→ Directions for this task
Check every line below for the word "قوله" and show those that hold it.

→ Supplied records
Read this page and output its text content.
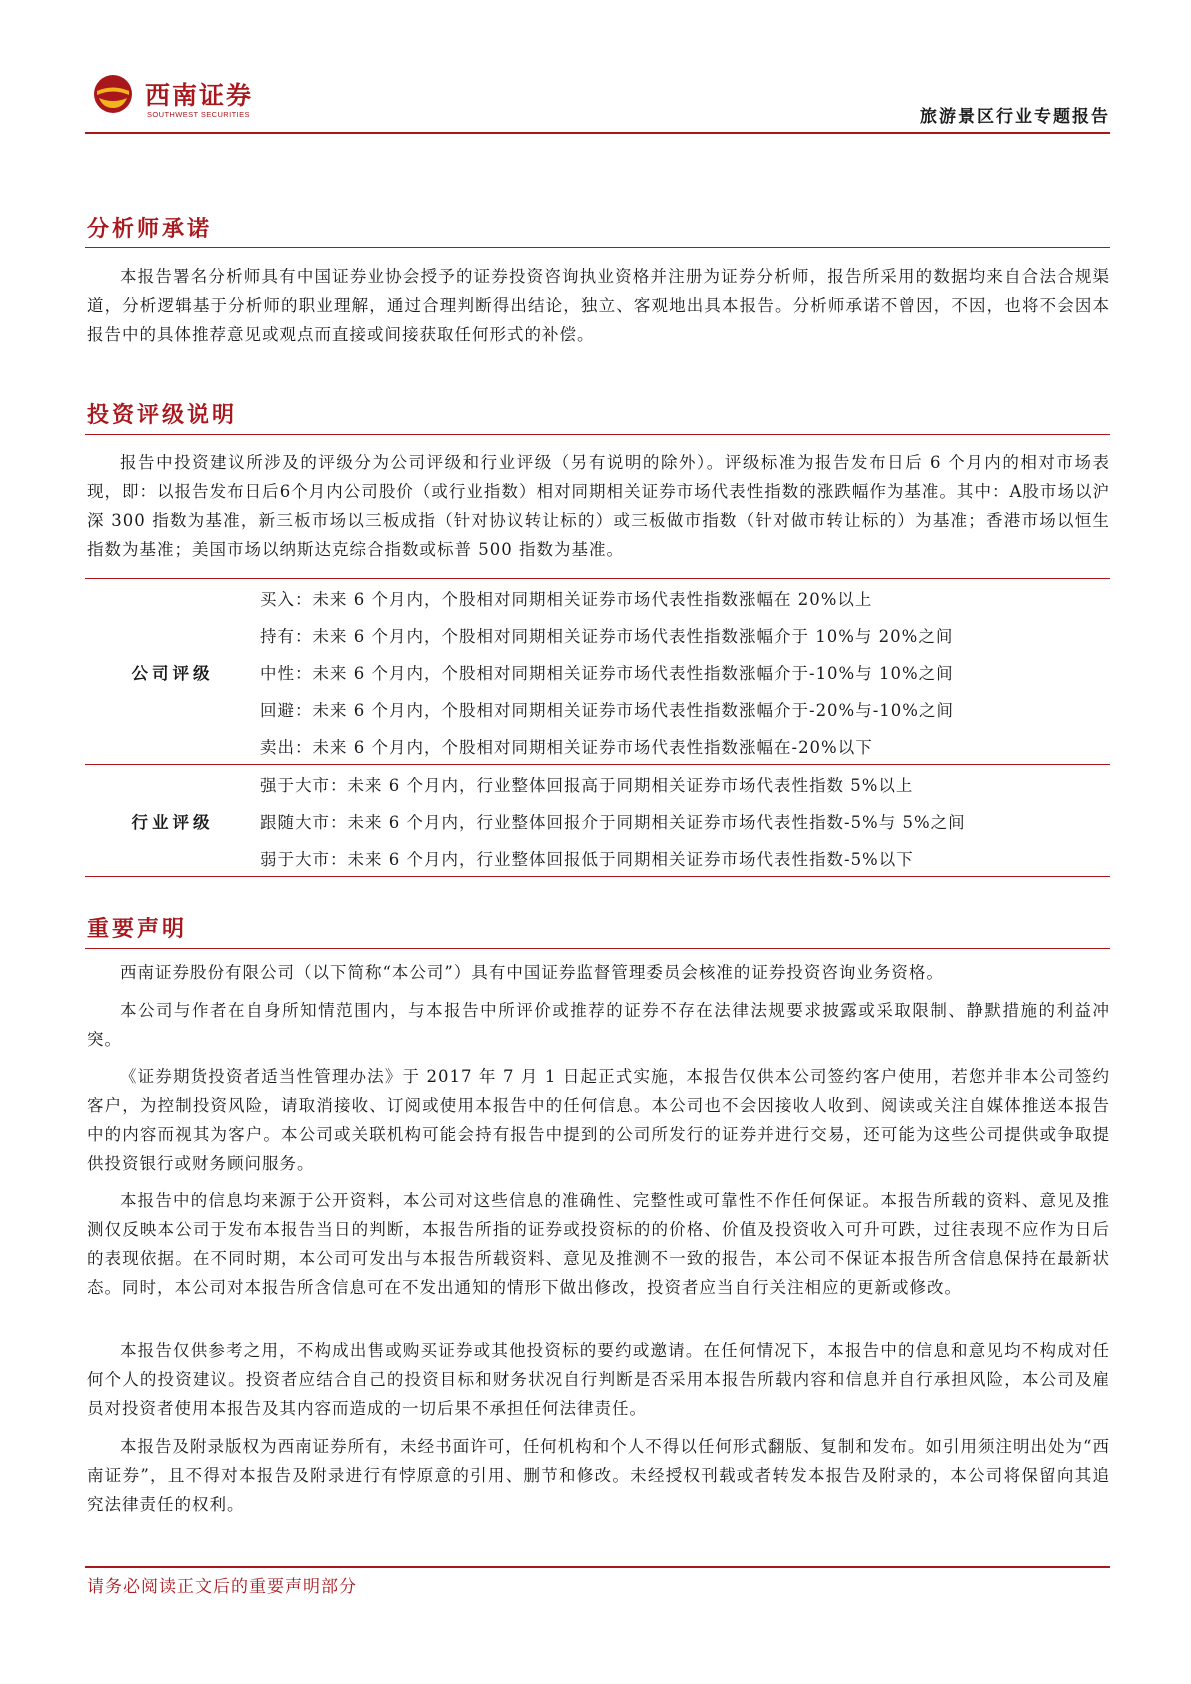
西南证券
SOUTHWEST SECURITIES	旅游景区行业专题报告
分析师承诺

本报告署名分析师具有中国证券业协会授予的证券投资咨询执业资格并注册为证券分析师，报告所采用的数据均来自合法合规渠道，分析逻辑基于分析师的职业理解，通过合理判断得出结论，独立、客观地出具本报告。分析师承诺不曾因，不因，也将不会因本报告中的具体推荐意见或观点而直接或间接获取任何形式的补偿。

投资评级说明

报告中投资建议所涉及的评级分为公司评级和行业评级（另有说明的除外）。评级标准为报告发布日后 6 个月内的相对市场表现，即：以报告发布日后6个月内公司股价（或行业指数）相对同期相关证券市场代表性指数的涨跌幅作为基准。其中：A股市场以沪深 300 指数为基准，新三板市场以三板成指（针对协议转让标的）或三板做市指数（针对做市转让标的）为基准；香港市场以恒生指数为基准；美国市场以纳斯达克综合指数或标普 500 指数为基准。

公司评级	买入：未来 6 个月内，个股相对同期相关证券市场代表性指数涨幅在 20%以上
	持有：未来 6 个月内，个股相对同期相关证券市场代表性指数涨幅介于 10%与 20%之间
	中性：未来 6 个月内，个股相对同期相关证券市场代表性指数涨幅介于-10%与 10%之间
	回避：未来 6 个月内，个股相对同期相关证券市场代表性指数涨幅介于-20%与-10%之间
	卖出：未来 6 个月内，个股相对同期相关证券市场代表性指数涨幅在-20%以下
行业评级	强于大市：未来 6 个月内，行业整体回报高于同期相关证券市场代表性指数 5%以上
	跟随大市：未来 6 个月内，行业整体回报介于同期相关证券市场代表性指数-5%与 5%之间
	弱于大市：未来 6 个月内，行业整体回报低于同期相关证券市场代表性指数-5%以下
重要声明

西南证券股份有限公司（以下简称“本公司”）具有中国证券监督管理委员会核准的证券投资咨询业务资格。

本公司与作者在自身所知情范围内，与本报告中所评价或推荐的证券不存在法律法规要求披露或采取限制、静默措施的利益冲突。

《证券期货投资者适当性管理办法》于 2017 年 7 月 1 日起正式实施，本报告仅供本公司签约客户使用，若您并非本公司签约客户，为控制投资风险，请取消接收、订阅或使用本报告中的任何信息。本公司也不会因接收人收到、阅读或关注自媒体推送本报告中的内容而视其为客户。本公司或关联机构可能会持有报告中提到的公司所发行的证券并进行交易，还可能为这些公司提供或争取提供投资银行或财务顾问服务。

本报告中的信息均来源于公开资料，本公司对这些信息的准确性、完整性或可靠性不作任何保证。本报告所载的资料、意见及推测仅反映本公司于发布本报告当日的判断，本报告所指的证券或投资标的的价格、价值及投资收入可升可跌，过往表现不应作为日后的表现依据。在不同时期，本公司可发出与本报告所载资料、意见及推测不一致的报告，本公司不保证本报告所含信息保持在最新状态。同时，本公司对本报告所含信息可在不发出通知的情形下做出修改，投资者应当自行关注相应的更新或修改。

本报告仅供参考之用，不构成出售或购买证券或其他投资标的要约或邀请。在任何情况下，本报告中的信息和意见均不构成对任何个人的投资建议。投资者应结合自己的投资目标和财务状况自行判断是否采用本报告所载内容和信息并自行承担风险，本公司及雇员对投资者使用本报告及其内容而造成的一切后果不承担任何法律责任。

本报告及附录版权为西南证券所有，未经书面许可，任何机构和个人不得以任何形式翻版、复制和发布。如引用须注明出处为“西南证券”，且不得对本报告及附录进行有悖原意的引用、删节和修改。未经授权刊载或者转发本报告及附录的，本公司将保留向其追究法律责任的权利。

请务必阅读正文后的重要声明部分
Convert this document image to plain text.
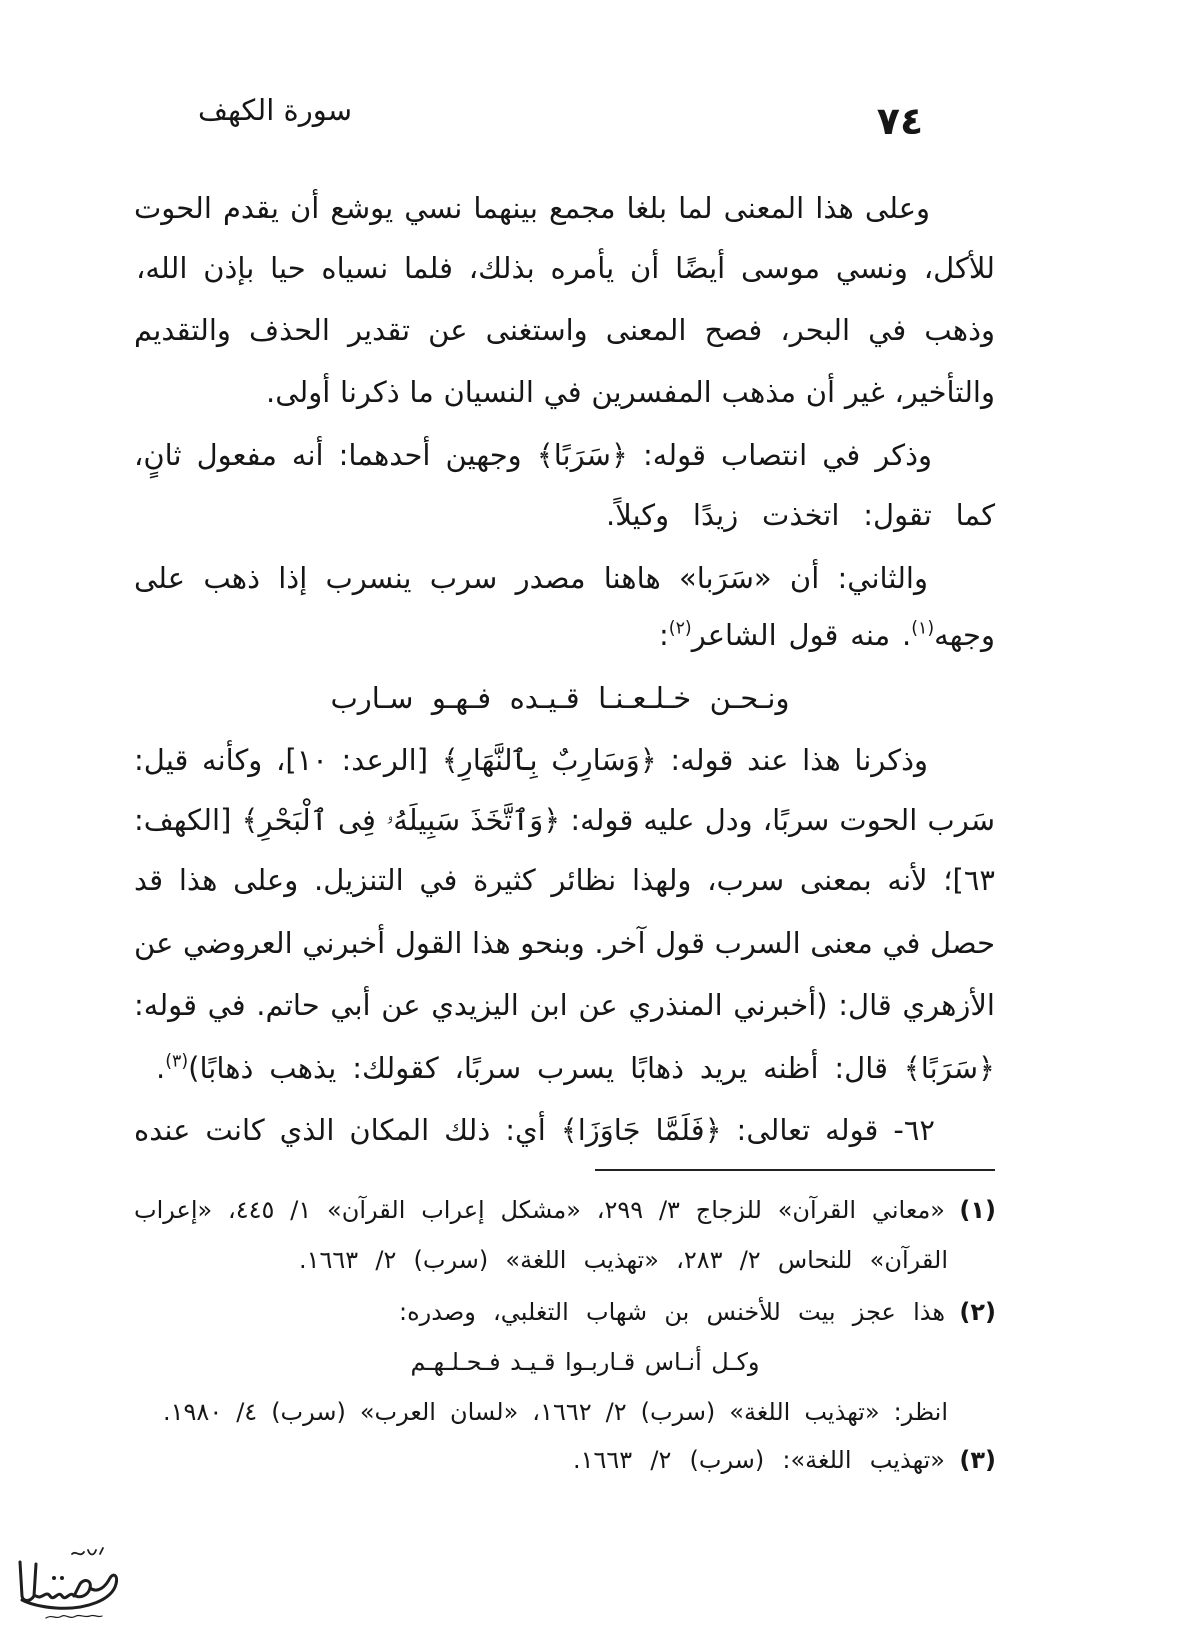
سورة الكهف	٧٤
وعلى هذا المعنى لما بلغا مجمع بينهما نسي يوشع أن يقدم الحوت
للأكل، ونسي موسى أيضًا أن يأمره بذلك، فلما نسياه حيا بإذن الله،
وذهب في البحر، فصح المعنى واستغنى عن تقدير الحذف والتقديم
والتأخير، غير أن مذهب المفسرين في النسيان ما ذكرنا أولى.
وذكر في انتصاب قوله: ﴿سَرَبًا﴾ وجهين أحدهما: أنه مفعول ثانٍ،
كما تقول: اتخذت زيدًا وكيلاً.
والثاني: أن «سَرَبا» هاهنا مصدر سرب ينسرب إذا ذهب على
وجهه$^{(١)}$. منه قول الشاعر$^{(٢)}$:
ونـحـن خـلـعـنـا قـيـده فـهـو سـارب
وذكرنا هذا عند قوله: ﴿وَسَارِبٌ بِٱلنَّهَارِ﴾ [الرعد: ١٠]، وكأنه قيل:
سَرب الحوت سربًا، ودل عليه قوله: ﴿وَٱتَّخَذَ سَبِيلَهُۥ فِى ٱلْبَحْرِ﴾ [الكهف:
٦٣]؛ لأنه بمعنى سرب، ولهذا نظائر كثيرة في التنزيل. وعلى هذا قد
حصل في معنى السرب قول آخر. وبنحو هذا القول أخبرني العروضي عن
الأزهري قال: (أخبرني المنذري عن ابن اليزيدي عن أبي حاتم. في قوله:
﴿سَرَبًا﴾ قال: أظنه يريد ذهابًا يسرب سربًا، كقولك: يذهب ذهابًا)$^{(٣)}$.
٦٢- قوله تعالى: ﴿فَلَمَّا جَاوَزَا﴾ أي: ذلك المكان الذي كانت عنده
(١)
«معاني القرآن» للزجاج ٣/ ٢٩٩، «مشكل إعراب القرآن» ١/ ٤٤٥، «إعراب
القرآن» للنحاس ٢/ ٢٨٣، «تهذيب اللغة» (سرب) ٢/ ١٦٦٣.
(٢)
هذا عجز بيت للأخنس بن شهاب التغلبي، وصدره:
وكـل أنـاس قـاربـوا قـيـد فـحـلـهـم
انظر: «تهذيب اللغة» (سرب) ٢/ ١٦٦٢، «لسان العرب» (سرب) ٤/ ١٩٨٠.
(٣)
«تهذيب اللغة»: (سرب) ٢/ ١٦٦٣.
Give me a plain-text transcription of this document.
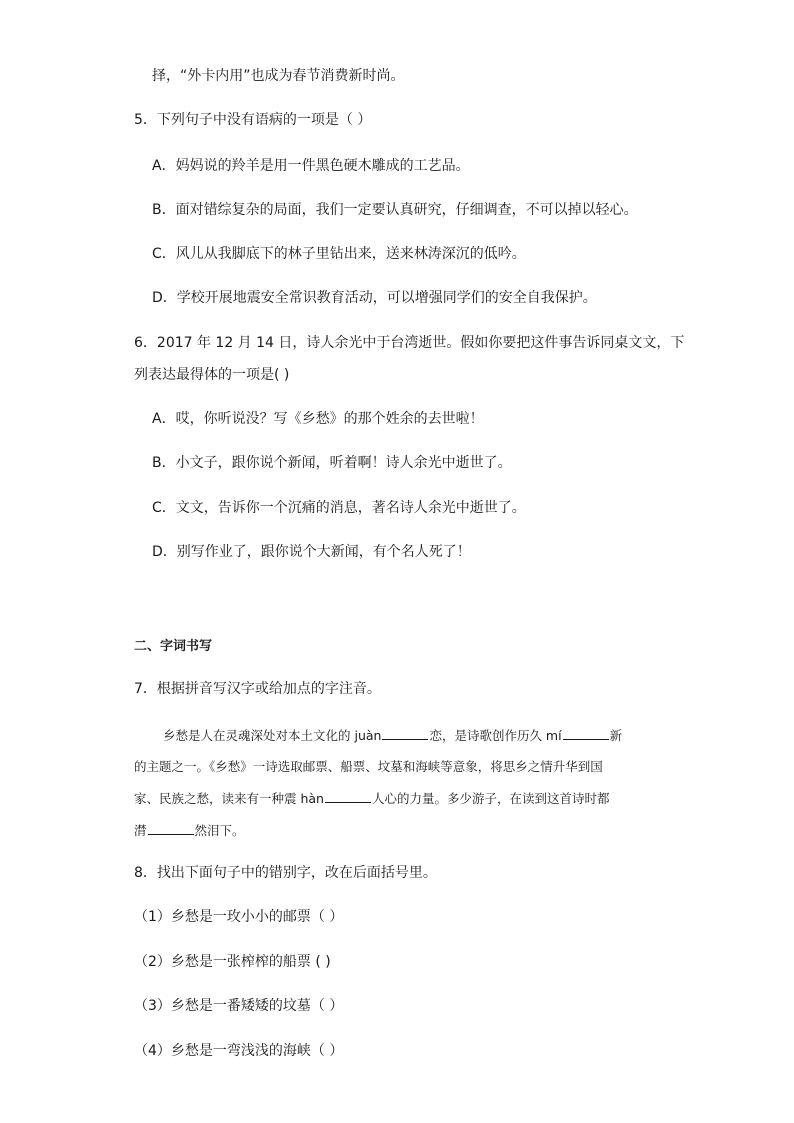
择，“外卡内用”也成为春节消费新时尚。
5．下列句子中没有语病的一项是（ ）
A．妈妈说的羚羊是用一件黑色硬木雕成的工艺品。
B．面对错综复杂的局面，我们一定要认真研究，仔细调查，不可以掉以轻心。
C．风儿从我脚底下的林子里钻出来，送来林涛深沉的低吟。
D．学校开展地震安全常识教育活动，可以增强同学们的安全自我保护。
6．2017 年 12 月 14 日，诗人余光中于台湾逝世。假如你要把这件事告诉同桌文文，下
列表达最得体的一项是( )
A．哎，你听说没？写《乡愁》的那个姓余的去世啦！
B．小文子，跟你说个新闻，听着啊！诗人余光中逝世了。
C．文文，告诉你一个沉痛的消息，著名诗人余光中逝世了。
D．别写作业了，跟你说个大新闻，有个名人死了！
二、字词书写
7．根据拼音写汉字或给加点的字注音。
乡愁是人在灵魂深处对本土文化的 juàn	恋，是诗歌创作历久 mí	新
的主题之一。《乡愁》一诗选取邮票、船票、坟墓和海峡等意象，将思乡之情升华到国
家、民族之愁，读来有一种震 hàn	人心的力量。多少游子，在读到这首诗时都
潸	然泪下。
8．找出下面句子中的错别字，改在后面括号里。
（1）乡愁是一玫小小的邮票（ ）
（2）乡愁是一张榨榨的船票 ( )
（3）乡愁是一番矮矮的坟墓（ ）
（4）乡愁是一弯浅浅的海峡（ ）
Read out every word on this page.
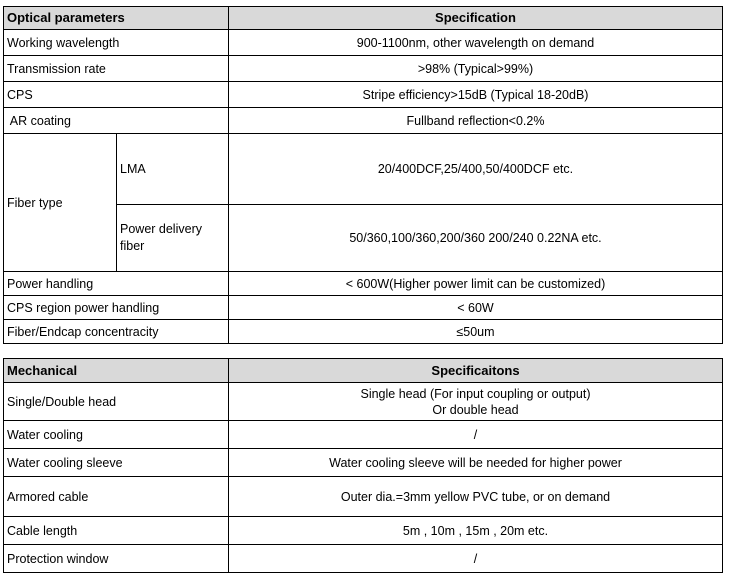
Optical parameters		Specification
Working wavelength		900-1100nm, other wavelength on demand
Transmission rate		>98% (Typical>99%)
CPS		Stripe efficiency>15dB (Typical 18-20dB)
AR coating		Fullband reflection<0.2%
Fiber type	LMA	20/400DCF,25/400,50/400DCF etc.
	Power delivery fiber	50/360,100/360,200/360 200/240 0.22NA etc.
Power handling		< 600W(Higher power limit can be customized)
CPS region power handling		< 60W
Fiber/Endcap concentracity		≤50um
Mechanical	Specificaitons
Single/Double head	Single head (For input coupling or output)
Or double head

Water cooling	/
Water cooling sleeve	Water cooling sleeve will be needed for higher power
Armored cable	Outer dia.=3mm yellow PVC tube, or on demand
Cable length	5m , 10m , 15m , 20m etc.
Protection window	/
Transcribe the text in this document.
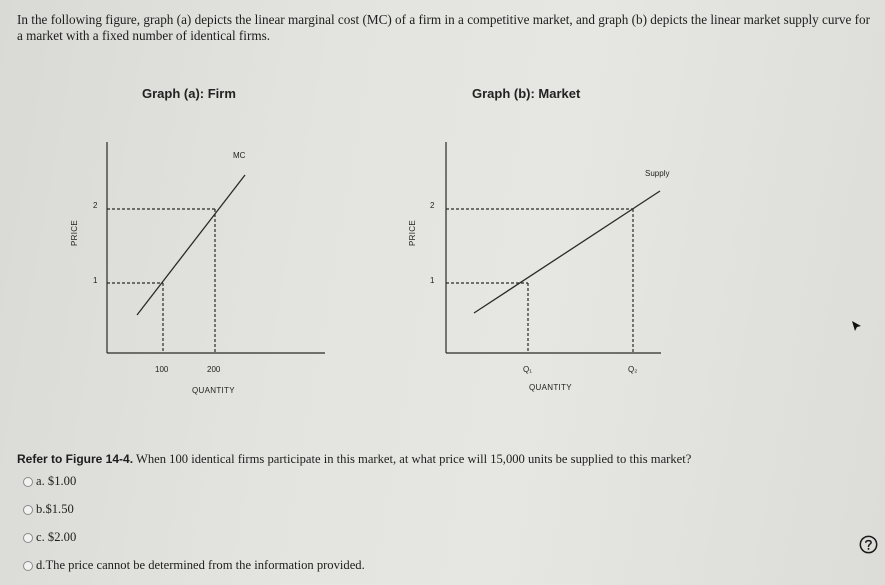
In the following figure, graph (a) depicts the linear marginal cost (MC) of a firm in a competitive market, and graph (b) depicts the linear market supply curve for a market with a fixed number of identical firms.

Graph (a): Firm	Graph (b): Market
MC
2
1
100	200
QUANTITY
PRICE
Supply
2
1
Q₁	Q₂
QUANTITY
PRICE

Refer to Figure 14-4. When 100 identical firms participate in this market, at what price will 15,000 units be supplied to this market?

a.
$1.00
b. $1.50
c.
$2.00
d. The price cannot be determined from the information provided.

→ Result of the task
وذكر في انتصاب قوله: ﴿سَرَبًا﴾ وجهين أحدهما: أنه مفعول ثانٍ،
وذكرنا هذا عند قوله: ﴿وَسَارِبٌ بِٱلنَّهَارِ﴾ [الرعد: ١٠]، وكأنه قيل:
سَرب الحوت سربًا، ودل عليه قوله: ﴿وَٱتَّخَذَ سَبِيلَهُۥ فِى ٱلْبَحْرِ﴾ [الكهف:
الأزهري قال: (أخبرني المنذري عن ابن اليزيدي عن أبي حاتم. في قوله:
٦٢- قوله تعالى: ﴿فَلَمَّا جَاوَزَا﴾ أي: ذلك المكان الذي كانت عنده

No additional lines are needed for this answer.